**Work to be completed**
Filter this data down to the lines that hold "type", and copy them.

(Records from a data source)
<<<<

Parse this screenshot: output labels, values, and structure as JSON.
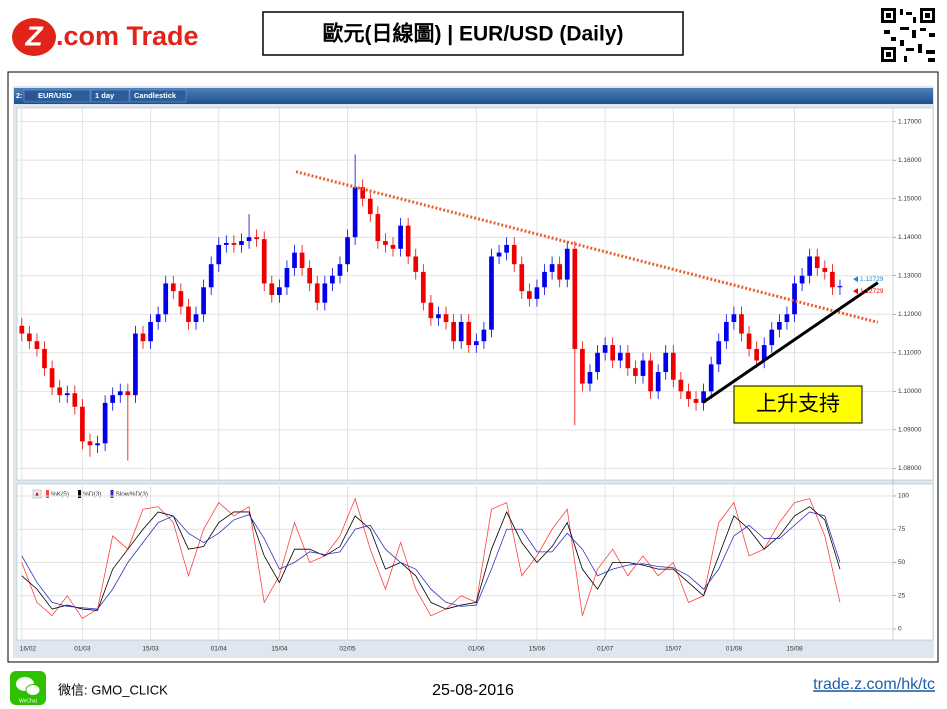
{
  "header": {
    "logo_mark": "Z",
    "logo_text": ".com Trade",
    "title": "歐元(日線圖) | EUR/USD (Daily)"
  },
  "toolbar": {
    "index": "2:",
    "symbol": "EUR/USD",
    "interval": "1 day",
    "chart_style": "Candlestick"
  },
  "chart_data": [
    {
      "type": "candlestick",
      "open": [
        1.117,
        1.115,
        1.113,
        1.111,
        1.106,
        1.101,
        1.099,
        1.0995,
        1.096,
        1.087,
        1.086,
        1.0865,
        1.097,
        1.099,
        1.1,
        1.099,
        1.115,
        1.113,
        1.118,
        1.12,
        1.128,
        1.126,
        1.122,
        1.118,
        1.12,
        1.127,
        1.133,
        1.138,
        1.1385,
        1.138,
        1.139,
        1.14,
        1.1395,
        1.128,
        1.125,
        1.127,
        1.132,
        1.136,
        1.132,
        1.128,
        1.123,
        1.128,
        1.13,
        1.133,
        1.14,
        1.153,
        1.15,
        1.146,
        1.139,
        1.138,
        1.137,
        1.143,
        1.135,
        1.131,
        1.123,
        1.119,
        1.12,
        1.118,
        1.113,
        1.118,
        1.112,
        1.113,
        1.116,
        1.135,
        1.136,
        1.138,
        1.133,
        1.126,
        1.124,
        1.127,
        1.131,
        1.133,
        1.129,
        1.137,
        1.111,
        1.102,
        1.105,
        1.11,
        1.112,
        1.108,
        1.11,
        1.106,
        1.104,
        1.108,
        1.1,
        1.105,
        1.11,
        1.103,
        1.1,
        1.098,
        1.097,
        1.1,
        1.107,
        1.113,
        1.118,
        1.12,
        1.115,
        1.111,
        1.108,
        1.112,
        1.116,
        1.118,
        1.12,
        1.128,
        1.13,
        1.135,
        1.132,
        1.131,
        1.127
      ],
      "high": [
        1.119,
        1.117,
        1.115,
        1.113,
        1.108,
        1.103,
        1.1015,
        1.1015,
        1.098,
        1.089,
        1.0885,
        1.099,
        1.101,
        1.102,
        1.102,
        1.117,
        1.117,
        1.12,
        1.122,
        1.13,
        1.13,
        1.128,
        1.124,
        1.122,
        1.129,
        1.135,
        1.14,
        1.1405,
        1.1405,
        1.141,
        1.146,
        1.142,
        1.1415,
        1.13,
        1.129,
        1.134,
        1.138,
        1.138,
        1.134,
        1.13,
        1.13,
        1.132,
        1.135,
        1.142,
        1.1615,
        1.155,
        1.152,
        1.148,
        1.141,
        1.14,
        1.145,
        1.145,
        1.137,
        1.133,
        1.125,
        1.122,
        1.122,
        1.12,
        1.12,
        1.12,
        1.115,
        1.118,
        1.137,
        1.138,
        1.14,
        1.14,
        1.135,
        1.128,
        1.129,
        1.133,
        1.135,
        1.135,
        1.139,
        1.139,
        1.113,
        1.107,
        1.112,
        1.114,
        1.114,
        1.112,
        1.112,
        1.108,
        1.11,
        1.11,
        1.107,
        1.112,
        1.112,
        1.105,
        1.102,
        1.1,
        1.102,
        1.109,
        1.115,
        1.12,
        1.122,
        1.122,
        1.117,
        1.113,
        1.114,
        1.118,
        1.12,
        1.122,
        1.13,
        1.132,
        1.137,
        1.137,
        1.134,
        1.133,
        1.129
      ],
      "low": [
        1.113,
        1.111,
        1.109,
        1.104,
        1.099,
        1.097,
        1.097,
        1.094,
        1.085,
        1.083,
        1.084,
        1.0845,
        1.095,
        1.097,
        1.082,
        1.097,
        1.111,
        1.111,
        1.116,
        1.118,
        1.124,
        1.12,
        1.116,
        1.116,
        1.118,
        1.125,
        1.131,
        1.136,
        1.136,
        1.136,
        1.137,
        1.1375,
        1.126,
        1.123,
        1.123,
        1.125,
        1.13,
        1.13,
        1.126,
        1.121,
        1.121,
        1.126,
        1.128,
        1.131,
        1.138,
        1.148,
        1.144,
        1.137,
        1.136,
        1.135,
        1.135,
        1.133,
        1.129,
        1.121,
        1.117,
        1.117,
        1.116,
        1.111,
        1.111,
        1.11,
        1.11,
        1.111,
        1.114,
        1.133,
        1.134,
        1.131,
        1.124,
        1.122,
        1.122,
        1.125,
        1.129,
        1.127,
        1.127,
        1.0912,
        1.1,
        1.1,
        1.103,
        1.108,
        1.106,
        1.106,
        1.104,
        1.102,
        1.102,
        1.098,
        1.098,
        1.103,
        1.101,
        1.098,
        1.096,
        1.095,
        1.095,
        1.098,
        1.105,
        1.111,
        1.116,
        1.113,
        1.109,
        1.106,
        1.106,
        1.11,
        1.114,
        1.116,
        1.118,
        1.126,
        1.128,
        1.13,
        1.129,
        1.125,
        1.125
      ],
      "close": [
        1.115,
        1.113,
        1.111,
        1.106,
        1.101,
        1.099,
        1.0995,
        1.096,
        1.087,
        1.086,
        1.0865,
        1.097,
        1.099,
        1.1,
        1.099,
        1.115,
        1.113,
        1.118,
        1.12,
        1.128,
        1.126,
        1.122,
        1.118,
        1.12,
        1.127,
        1.133,
        1.138,
        1.1385,
        1.138,
        1.139,
        1.14,
        1.1395,
        1.128,
        1.125,
        1.127,
        1.132,
        1.136,
        1.132,
        1.128,
        1.123,
        1.128,
        1.13,
        1.133,
        1.14,
        1.153,
        1.15,
        1.146,
        1.139,
        1.138,
        1.137,
        1.143,
        1.135,
        1.131,
        1.123,
        1.119,
        1.12,
        1.118,
        1.113,
        1.118,
        1.112,
        1.113,
        1.116,
        1.135,
        1.136,
        1.138,
        1.133,
        1.126,
        1.124,
        1.127,
        1.131,
        1.133,
        1.129,
        1.137,
        1.111,
        1.102,
        1.105,
        1.11,
        1.112,
        1.108,
        1.11,
        1.106,
        1.104,
        1.108,
        1.1,
        1.105,
        1.11,
        1.103,
        1.1,
        1.098,
        1.097,
        1.1,
        1.107,
        1.113,
        1.118,
        1.12,
        1.115,
        1.111,
        1.108,
        1.112,
        1.116,
        1.118,
        1.12,
        1.128,
        1.13,
        1.135,
        1.132,
        1.131,
        1.127,
        1.1273
      ],
      "up_color": "#0000ee",
      "down_color": "#ee0000",
      "xlim": [
        -0.5,
        115
      ],
      "ylim": [
        1.0775,
        1.1725
      ],
      "yticks": [
        {
          "value": 1.08,
          "label": "1.08000"
        },
        {
          "value": 1.09,
          "label": "1.09000"
        },
        {
          "value": 1.1,
          "label": "1.10000"
        },
        {
          "value": 1.11,
          "label": "1.11000"
        },
        {
          "value": 1.12,
          "label": "1.12000"
        },
        {
          "value": 1.13,
          "label": "1.13000"
        },
        {
          "value": 1.14,
          "label": "1.14000"
        },
        {
          "value": 1.15,
          "label": "1.15000"
        },
        {
          "value": 1.16,
          "label": "1.16000"
        },
        {
          "value": 1.17,
          "label": "1.17000"
        }
      ],
      "grid": true,
      "price_tags": [
        {
          "value": 1.12729,
          "color": "#1a8fd6"
        },
        {
          "value": 1.12729,
          "color": "#ee0000"
        }
      ],
      "trend_lines": [
        {
          "from": [
            36.2,
            1.157
          ],
          "to": [
            113,
            1.1179
          ],
          "color": "#e8612c",
          "dashed": true
        },
        {
          "from": [
            89.9,
            1.0971
          ],
          "to": [
            113,
            1.1282
          ],
          "color": "#000000",
          "dashed": false
        }
      ],
      "annotation": "上升支持"
    },
    {
      "type": "line",
      "x": [
        0,
        2,
        4,
        6,
        8,
        10,
        12,
        14,
        16,
        18,
        20,
        22,
        24,
        26,
        28,
        30,
        32,
        34,
        36,
        38,
        40,
        42,
        44,
        46,
        48,
        50,
        52,
        54,
        56,
        58,
        60,
        62,
        64,
        66,
        68,
        70,
        72,
        74,
        76,
        78,
        80,
        82,
        84,
        86,
        88,
        90,
        92,
        94,
        96,
        98,
        100,
        102,
        104,
        106,
        108
      ],
      "series": [
        {
          "name": "%K(5)",
          "color": "#ff4040",
          "values": [
            50,
            20,
            10,
            25,
            8,
            15,
            70,
            60,
            90,
            92,
            80,
            40,
            75,
            95,
            85,
            92,
            20,
            40,
            80,
            50,
            55,
            70,
            98,
            60,
            30,
            65,
            30,
            10,
            15,
            25,
            20,
            90,
            95,
            40,
            55,
            75,
            90,
            10,
            45,
            60,
            40,
            55,
            40,
            50,
            20,
            25,
            80,
            95,
            55,
            60,
            80,
            95,
            98,
            70,
            20
          ]
        },
        {
          "name": "%D(3)",
          "color": "#000000",
          "values": [
            40,
            30,
            15,
            18,
            15,
            14,
            45,
            60,
            75,
            88,
            85,
            60,
            62,
            80,
            88,
            88,
            55,
            35,
            60,
            60,
            55,
            62,
            85,
            75,
            45,
            50,
            40,
            20,
            15,
            18,
            20,
            60,
            88,
            65,
            50,
            62,
            80,
            45,
            30,
            50,
            50,
            48,
            45,
            45,
            35,
            25,
            55,
            85,
            75,
            60,
            70,
            85,
            92,
            82,
            45
          ]
        },
        {
          "name": "Slow%D(3)",
          "color": "#3030c0",
          "values": [
            55,
            35,
            20,
            17,
            16,
            15,
            30,
            50,
            65,
            80,
            85,
            72,
            65,
            72,
            82,
            86,
            68,
            45,
            50,
            58,
            56,
            58,
            75,
            78,
            60,
            50,
            45,
            30,
            20,
            17,
            18,
            45,
            75,
            75,
            58,
            58,
            72,
            60,
            40,
            45,
            48,
            49,
            47,
            46,
            40,
            30,
            45,
            70,
            78,
            68,
            68,
            78,
            88,
            85,
            50
          ]
        }
      ],
      "xlim": [
        -0.5,
        115
      ],
      "ylim": [
        -6,
        107.5
      ],
      "yticks": [
        0,
        25,
        50,
        75,
        100
      ],
      "xticks": [
        {
          "value": 0,
          "label": "16/02"
        },
        {
          "value": 8,
          "label": "01/03"
        },
        {
          "value": 17,
          "label": "15/03"
        },
        {
          "value": 26,
          "label": "01/04"
        },
        {
          "value": 34,
          "label": "15/04"
        },
        {
          "value": 43,
          "label": "02/05"
        },
        {
          "value": 60,
          "label": "01/06"
        },
        {
          "value": 68,
          "label": "15/06"
        },
        {
          "value": 77,
          "label": "01/07"
        },
        {
          "value": 86,
          "label": "15/07"
        },
        {
          "value": 94,
          "label": "01/08"
        },
        {
          "value": 102,
          "label": "15/08"
        }
      ],
      "grid": true
    }
  ],
  "footer": {
    "wechat_icon": "WeChat",
    "wechat": "微信: GMO_CLICK",
    "date": "25-08-2016",
    "url": "trade.z.com/hk/tc"
  }
}
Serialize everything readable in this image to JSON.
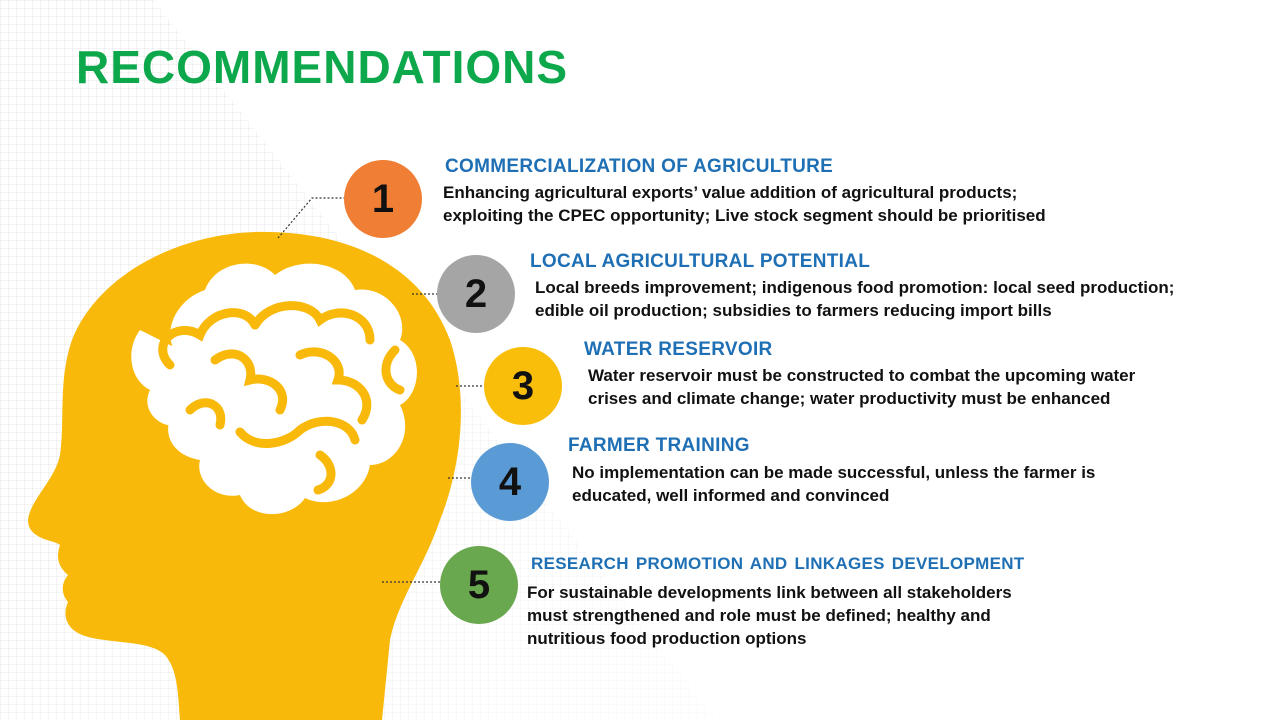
{
  "title": "RECOMMENDATIONS",
  "colors": {
    "title": "#0ea84c",
    "heading": "#1f6fb5",
    "head": "#f9b90a",
    "c1": "#f07f35",
    "c2": "#a5a5a5",
    "c3": "#f9be0a",
    "c4": "#5b9bd5",
    "c5": "#6aa84f"
  },
  "items": [
    {
      "number": "1",
      "heading": "COMMERCIALIZATION OF AGRICULTURE",
      "lines": [
        "Enhancing agricultural exports’ value addition of agricultural products;",
        "exploiting the CPEC opportunity; Live stock segment should be prioritised"
      ]
    },
    {
      "number": "2",
      "heading": "LOCAL AGRICULTURAL POTENTIAL",
      "lines": [
        "Local breeds improvement; indigenous food promotion: local seed production;",
        "edible oil production; subsidies to farmers reducing import bills"
      ]
    },
    {
      "number": "3",
      "heading": "WATER RESERVOIR",
      "lines": [
        "Water reservoir must be constructed to combat the upcoming water",
        "crises and climate change; water productivity must be enhanced"
      ]
    },
    {
      "number": "4",
      "heading": "FARMER TRAINING",
      "lines": [
        "No implementation can be made successful, unless the farmer is",
        "educated, well informed and convinced"
      ]
    },
    {
      "number": "5",
      "heading": "RESEARCH  PROMOTION  AND  LINKAGES  DEVELOPMENT",
      "lines": [
        "For sustainable developments link between all stakeholders",
        "must strengthened and role must be defined; healthy and",
        "nutritious food production options"
      ]
    }
  ]
}
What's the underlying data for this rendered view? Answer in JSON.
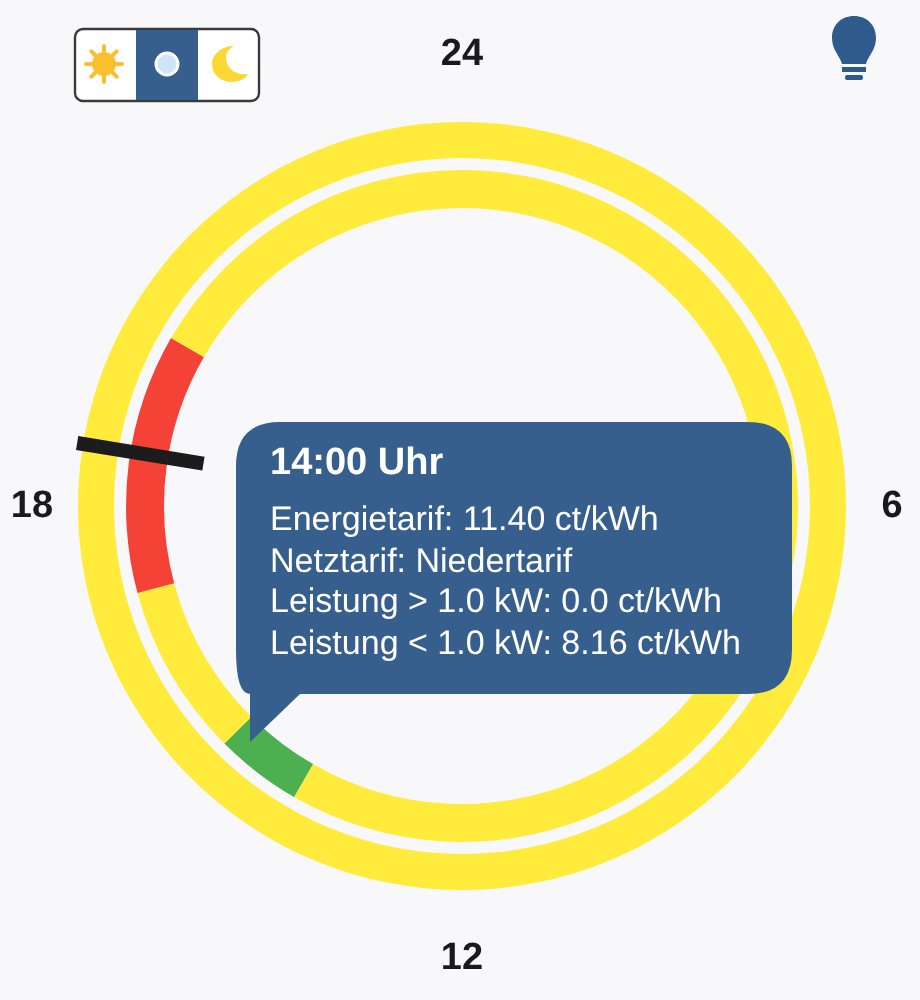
{
  "chart_data": [
    {
      "type": "donut",
      "categories": [
        null,
        null
      ],
      "values": [
        50,
        50
      ],
      "colors": [
        "#ffeb3b",
        "#ffeb3b"
      ],
      "annotations": [
        "24",
        "6",
        "12",
        "18"
      ]
    },
    {
      "type": "donut",
      "categories": [
        null,
        null,
        null,
        null,
        null
      ],
      "values": [
        58.33,
        4.17,
        8.33,
        12.5,
        16.67
      ],
      "colors": [
        "#ffeb3b",
        "#4caf50",
        "#ffeb3b",
        "#f44336",
        "#ffeb3b"
      ],
      "annotations": [
        "14:00 Uhr",
        "Energietarif: 11.40 ct/kWh",
        "Netztarif: Niedertarif",
        "Leistung > 1.0 kW: 0.0 ct/kWh",
        "Leistung < 1.0 kW: 8.16 ct/kWh"
      ]
    }
  ]
}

>>>>

**Response for this exercise**
      "type": "candlestick",
      "type": "line",
      "type": "donut",
      "type": "donut",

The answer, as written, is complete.